Fragmento citado →
********************

Ese canto, esa voz, crecía para retirarse, abolirse, para
que surgiera un silencio desconocido: la voz de Dios.

Héctor Murena, La metáfora y lo sagrado



I. El dios que surge en el patíbulo


Deseo hablar ante ustedes del lenguaje que destella cuando todas las respuestas se han agotado.

Es natural que la angustia ante el significado de la existencia provoque que los seres humanos busquemos las vías con las cuales sortear los abismos que nos separa de lo divino. Probablemente esta sea la razón de que la tragedia clásica represente el momento de postergación de la muerte, previa al encuentro con el dios.

Ahí, en los bordes de la existencia en la que se termina toda certeza, la tragedia surge como el espacio en el que se produce la maravilla de la aprehensión de lo divino; y esta relación se sostiene en el acercamiento y repulsión entre el hombre y sus dioses. Quizá esa búsqueda angustiosa de mediación que supere nuestro vacío existencial sea la razón de que la naturaleza de la tragedia griega se fundamente en este hecho evidente: que las fuerzas divinas sólo parecen manifestarse en las antesalas de la muerte.
 


Toda representación verdaderamente trágica busca llenar el vacío que nos separa de los dioses, de ahí que la mediación con los dioses se encuentre intrincada en la mediación con el vacío.

Por supuesto el ciclo tebano —y muy particularmente la Antígona de Sófocles— se halla engarzado en este conflicto irresoluble.

Es probable que muchos recuerden el argumento de Antígona, pero quizá, para los fines de este ensayo sea necesario rememorar brevemente los acontecimientos de esta tragedia; siempre bajo el entendido de que una obra literaria no puede reducirse a su argumento.

********************

Datos recopilados →
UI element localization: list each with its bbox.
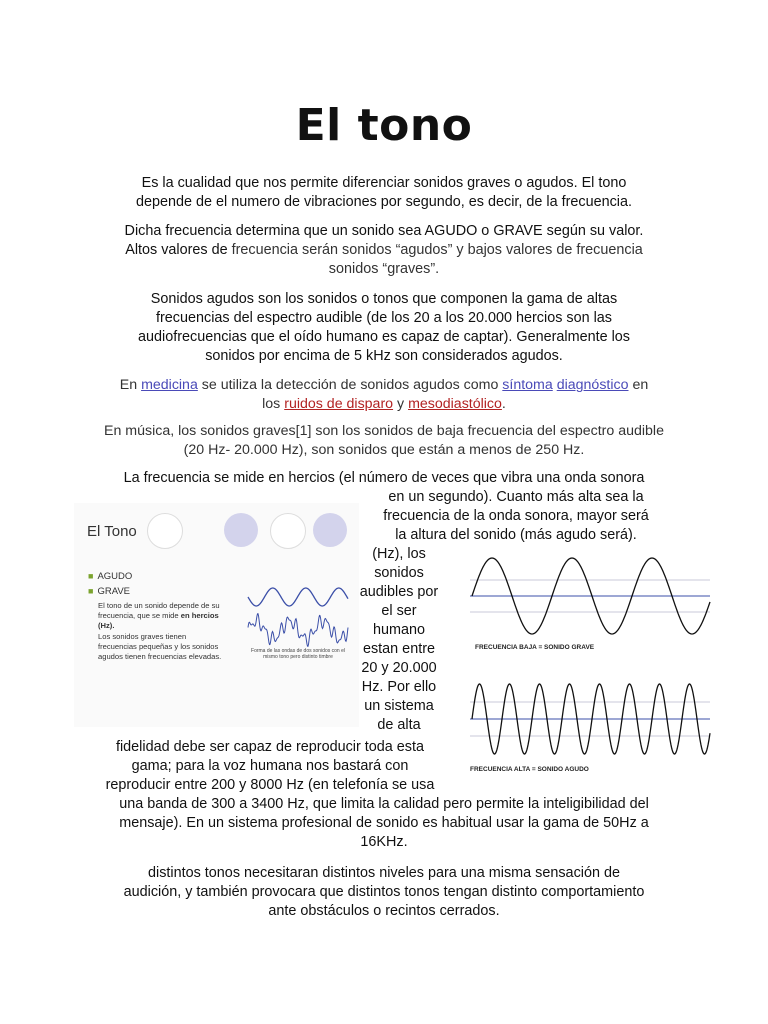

********************

Lista de tareas →
A. Indica si cada afirmación concuerda con el ensayo sobre la tragedia griega y cita textualmente las palabras que lo deciden: (i) el autor sostiene que una obra literaria puede reducirse a su argumento; (ii) las fuerzas divinas sólo parecen manifestarse en las antesalas de la muerte; (iii) la Antígona de Sófocles se halla engarzada en el conflicto irresoluble que se describe.
B. Según el ensayo sobre la tragedia griega, ¿qué momento representa la tragedia clásica?
C. Prosigue el ensayo sobre la tragedia griega a partir de su última oración.

Respuestas por tarea →
A.
(i) No: "siempre bajo el entendido de que una obra literaria no puede reducirse a su argumento".
(ii) Sí: "que las fuerzas divinas sólo parecen manifestarse en las antesalas de la muerte".
(iii) Sí: "el ciclo tebano —y muy particularmente la Antígona de Sófocles— se halla engarzado en este conflicto irresoluble".

B. Representa el momento de postergación de la muerte, previa al encuentro con el dios.

C.
Después de ser revelados los involuntarios crímenes de Edipo, sus propios hijos lo expulsaron de Tebas. Para evitar la maldición paterna, la cual vaticinaba que con su muerte ambos recibirían “tanta tierra como fuera necesaria para sus tumbas”, Eteocles y Polínices acordaron turnarse el gobierno de aquel reino; empero, una vez transcurrido el periodo acordado, Eteocles, el primogénito, se negó a ceder el poder y desterró a su hermano de aquellas tierras. Ante tal injusticia, Polínices reunió un ejército de argivos para asediar Tebas.

La tragedia de Antígona acontece justamente en las postrimerías de la guerra, después de que ambos príncipes se dieran muerte frente a las puertas de la ciudad. Bajo tales circunstancias, Creonte —el hermano de Yocasta— ascendió al trono de Tebas y en su primer edicto proscribió, bajo pena de muerte, el entierro del traidor Polínices.

Sin importarle transgredir esta ley, Antígona vertió tierra sobre el cadáver de su hermano, pero pronto fue descubierta y apresada. El rey la condenó a ser enterrada viva, y ordenó que fuera encerrada en una gruta mientras realizaban los preparativos necesarios.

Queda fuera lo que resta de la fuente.